TO BE DONE:
Reproduce all of the data exactly.

SUPPLIED DATA:
##########

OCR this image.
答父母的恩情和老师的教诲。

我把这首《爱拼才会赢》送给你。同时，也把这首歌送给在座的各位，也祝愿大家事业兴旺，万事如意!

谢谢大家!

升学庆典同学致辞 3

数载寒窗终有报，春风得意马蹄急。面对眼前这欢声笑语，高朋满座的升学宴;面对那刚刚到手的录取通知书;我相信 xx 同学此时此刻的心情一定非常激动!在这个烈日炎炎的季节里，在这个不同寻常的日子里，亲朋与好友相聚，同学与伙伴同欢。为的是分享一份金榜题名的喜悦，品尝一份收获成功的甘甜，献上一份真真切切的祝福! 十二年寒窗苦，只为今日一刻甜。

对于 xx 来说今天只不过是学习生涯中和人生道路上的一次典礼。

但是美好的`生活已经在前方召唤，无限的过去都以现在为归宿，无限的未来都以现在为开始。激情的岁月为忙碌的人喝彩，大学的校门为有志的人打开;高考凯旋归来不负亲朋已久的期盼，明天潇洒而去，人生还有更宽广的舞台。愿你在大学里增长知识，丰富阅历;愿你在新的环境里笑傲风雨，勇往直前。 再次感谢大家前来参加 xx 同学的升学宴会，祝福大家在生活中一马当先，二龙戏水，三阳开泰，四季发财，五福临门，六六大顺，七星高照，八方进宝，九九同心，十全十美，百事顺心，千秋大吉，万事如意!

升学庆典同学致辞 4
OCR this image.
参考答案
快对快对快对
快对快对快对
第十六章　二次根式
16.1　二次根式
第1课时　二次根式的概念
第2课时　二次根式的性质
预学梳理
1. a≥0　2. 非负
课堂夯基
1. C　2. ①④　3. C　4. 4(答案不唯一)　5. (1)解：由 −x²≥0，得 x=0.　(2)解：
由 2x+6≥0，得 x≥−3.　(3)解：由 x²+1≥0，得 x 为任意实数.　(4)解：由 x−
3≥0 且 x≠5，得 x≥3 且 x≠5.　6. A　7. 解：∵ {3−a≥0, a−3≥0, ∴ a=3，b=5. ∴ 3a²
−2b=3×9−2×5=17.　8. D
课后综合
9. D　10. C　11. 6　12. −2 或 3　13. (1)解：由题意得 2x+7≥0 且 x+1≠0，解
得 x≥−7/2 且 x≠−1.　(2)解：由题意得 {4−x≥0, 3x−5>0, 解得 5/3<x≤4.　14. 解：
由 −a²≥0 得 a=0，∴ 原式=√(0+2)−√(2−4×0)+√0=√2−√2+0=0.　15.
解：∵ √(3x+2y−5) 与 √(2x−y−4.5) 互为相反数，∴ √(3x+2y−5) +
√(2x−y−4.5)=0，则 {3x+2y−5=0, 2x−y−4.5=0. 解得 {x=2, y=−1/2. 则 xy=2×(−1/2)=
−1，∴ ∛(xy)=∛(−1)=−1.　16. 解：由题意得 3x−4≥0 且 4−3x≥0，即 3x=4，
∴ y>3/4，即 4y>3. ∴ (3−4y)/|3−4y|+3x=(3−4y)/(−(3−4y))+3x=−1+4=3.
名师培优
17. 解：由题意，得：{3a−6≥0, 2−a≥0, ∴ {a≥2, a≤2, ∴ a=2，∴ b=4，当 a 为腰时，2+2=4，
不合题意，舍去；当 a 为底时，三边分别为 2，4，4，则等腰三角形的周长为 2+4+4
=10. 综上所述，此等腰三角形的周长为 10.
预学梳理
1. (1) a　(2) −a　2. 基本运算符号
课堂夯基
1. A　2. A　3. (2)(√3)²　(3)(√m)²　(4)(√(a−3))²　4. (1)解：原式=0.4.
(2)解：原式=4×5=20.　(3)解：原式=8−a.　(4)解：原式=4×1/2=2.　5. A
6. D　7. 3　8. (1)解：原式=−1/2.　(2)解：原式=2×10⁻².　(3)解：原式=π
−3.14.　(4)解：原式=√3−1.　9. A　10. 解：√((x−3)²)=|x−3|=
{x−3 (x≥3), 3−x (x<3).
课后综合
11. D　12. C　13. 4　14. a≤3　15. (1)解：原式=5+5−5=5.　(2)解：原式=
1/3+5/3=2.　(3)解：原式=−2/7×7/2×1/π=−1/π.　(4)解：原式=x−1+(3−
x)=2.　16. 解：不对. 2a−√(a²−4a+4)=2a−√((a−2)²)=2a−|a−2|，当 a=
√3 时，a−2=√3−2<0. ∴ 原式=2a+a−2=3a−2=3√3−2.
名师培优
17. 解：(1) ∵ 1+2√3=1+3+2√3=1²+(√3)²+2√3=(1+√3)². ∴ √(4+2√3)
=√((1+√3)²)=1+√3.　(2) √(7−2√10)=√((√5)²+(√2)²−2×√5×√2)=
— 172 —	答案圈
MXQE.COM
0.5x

##########

WRITTEN RESPONSE:
OCR this image.
答父母的恩情和老师的教诲。

我把这首《爱拼才会赢》送给你。同时，也把这首歌送给在座的各位，也祝愿大家事业兴旺，万事如意!

谢谢大家!

升学庆典同学致辞 3

数载寒窗终有报，春风得意马蹄急。面对眼前这欢声笑语，高朋满座的升学宴;面对那刚刚到手的录取通知书;我相信 xx 同学此时此刻的心情一定非常激动!在这个烈日炎炎的季节里，在这个不同寻常的日子里，亲朋与好友相聚，同学与伙伴同欢。为的是分享一份金榜题名的喜悦，品尝一份收获成功的甘甜，献上一份真真切切的祝福! 十二年寒窗苦，只为今日一刻甜。

对于 xx 来说今天只不过是学习生涯中和人生道路上的一次典礼。

但是美好的`生活已经在前方召唤，无限的过去都以现在为归宿，无限的未来都以现在为开始。激情的岁月为忙碌的人喝彩，大学的校门为有志的人打开;高考凯旋归来不负亲朋已久的期盼，明天潇洒而去，人生还有更宽广的舞台。愿你在大学里增长知识，丰富阅历;愿你在新的环境里笑傲风雨，勇往直前。 再次感谢大家前来参加 xx 同学的升学宴会，祝福大家在生活中一马当先，二龙戏水，三阳开泰，四季发财，五福临门，六六大顺，七星高照，八方进宝，九九同心，十全十美，百事顺心，千秋大吉，万事如意!

升学庆典同学致辞 4
OCR this image.
参考答案
快对快对快对
快对快对快对
第十六章　二次根式
16.1　二次根式
第1课时　二次根式的概念
第2课时　二次根式的性质
预学梳理
1. a≥0　2. 非负
课堂夯基
1. C　2. ①④　3. C　4. 4(答案不唯一)　5. (1)解：由 −x²≥0，得 x=0.　(2)解：
由 2x+6≥0，得 x≥−3.　(3)解：由 x²+1≥0，得 x 为任意实数.　(4)解：由 x−
3≥0 且 x≠5，得 x≥3 且 x≠5.　6. A　7. 解：∵ {3−a≥0, a−3≥0, ∴ a=3，b=5. ∴ 3a²
−2b=3×9−2×5=17.　8. D
课后综合
9. D　10. C　11. 6　12. −2 或 3　13. (1)解：由题意得 2x+7≥0 且 x+1≠0，解
得 x≥−7/2 且 x≠−1.　(2)解：由题意得 {4−x≥0, 3x−5>0, 解得 5/3<x≤4.　14. 解：
由 −a²≥0 得 a=0，∴ 原式=√(0+2)−√(2−4×0)+√0=√2−√2+0=0.　15.
解：∵ √(3x+2y−5) 与 √(2x−y−4.5) 互为相反数，∴ √(3x+2y−5) +
√(2x−y−4.5)=0，则 {3x+2y−5=0, 2x−y−4.5=0. 解得 {x=2, y=−1/2. 则 xy=2×(−1/2)=
−1，∴ ∛(xy)=∛(−1)=−1.　16. 解：由题意得 3x−4≥0 且 4−3x≥0，即 3x=4，
∴ y>3/4，即 4y>3. ∴ (3−4y)/|3−4y|+3x=(3−4y)/(−(3−4y))+3x=−1+4=3.
名师培优
17. 解：由题意，得：{3a−6≥0, 2−a≥0, ∴ {a≥2, a≤2, ∴ a=2，∴ b=4，当 a 为腰时，2+2=4，
不合题意，舍去；当 a 为底时，三边分别为 2，4，4，则等腰三角形的周长为 2+4+4
=10. 综上所述，此等腰三角形的周长为 10.
预学梳理
1. (1) a　(2) −a　2. 基本运算符号
课堂夯基
1. A　2. A　3. (2)(√3)²　(3)(√m)²　(4)(√(a−3))²　4. (1)解：原式=0.4.
(2)解：原式=4×5=20.　(3)解：原式=8−a.　(4)解：原式=4×1/2=2.　5. A
6. D　7. 3　8. (1)解：原式=−1/2.　(2)解：原式=2×10⁻².　(3)解：原式=π
−3.14.　(4)解：原式=√3−1.　9. A　10. 解：√((x−3)²)=|x−3|=
{x−3 (x≥3), 3−x (x<3).
课后综合
11. D　12. C　13. 4　14. a≤3　15. (1)解：原式=5+5−5=5.　(2)解：原式=
1/3+5/3=2.　(3)解：原式=−2/7×7/2×1/π=−1/π.　(4)解：原式=x−1+(3−
x)=2.　16. 解：不对. 2a−√(a²−4a+4)=2a−√((a−2)²)=2a−|a−2|，当 a=
√3 时，a−2=√3−2<0. ∴ 原式=2a+a−2=3a−2=3√3−2.
名师培优
17. 解：(1) ∵ 1+2√3=1+3+2√3=1²+(√3)²+2√3=(1+√3)². ∴ √(4+2√3)
=√((1+√3)²)=1+√3.　(2) √(7−2√10)=√((√5)²+(√2)²−2×√5×√2)=
— 172 —	答案圈
MXQE.COM
0.5x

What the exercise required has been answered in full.